TASK MATERIAL —
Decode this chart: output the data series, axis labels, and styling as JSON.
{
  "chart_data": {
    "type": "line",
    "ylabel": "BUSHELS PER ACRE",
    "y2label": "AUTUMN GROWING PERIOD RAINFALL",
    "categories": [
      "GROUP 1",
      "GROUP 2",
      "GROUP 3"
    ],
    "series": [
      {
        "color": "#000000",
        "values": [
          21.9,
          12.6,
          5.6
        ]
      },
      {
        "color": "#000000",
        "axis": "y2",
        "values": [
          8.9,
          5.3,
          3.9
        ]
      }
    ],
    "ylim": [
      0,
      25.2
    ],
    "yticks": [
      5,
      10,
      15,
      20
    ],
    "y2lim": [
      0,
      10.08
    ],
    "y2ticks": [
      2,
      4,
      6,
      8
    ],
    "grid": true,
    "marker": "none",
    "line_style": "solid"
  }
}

INSTRUCTIONS TO FOLLOW — Exactly reproduce all of the entries.

TASK SOLUTION —
Decode this chart: output the data series, axis labels, and styling as JSON.
{
  "chart_data": {
    "type": "line",
    "ylabel": "BUSHELS PER ACRE",
    "y2label": "AUTUMN GROWING PERIOD RAINFALL",
    "categories": [
      "GROUP 1",
      "GROUP 2",
      "GROUP 3"
    ],
    "series": [
      {
        "color": "#000000",
        "values": [
          21.9,
          12.6,
          5.6
        ]
      },
      {
        "color": "#000000",
        "axis": "y2",
        "values": [
          8.9,
          5.3,
          3.9
        ]
      }
    ],
    "ylim": [
      0,
      25.2
    ],
    "yticks": [
      5,
      10,
      15,
      20
    ],
    "y2lim": [
      0,
      10.08
    ],
    "y2ticks": [
      2,
      4,
      6,
      8
    ],
    "grid": true,
    "marker": "none",
    "line_style": "solid"
  }
}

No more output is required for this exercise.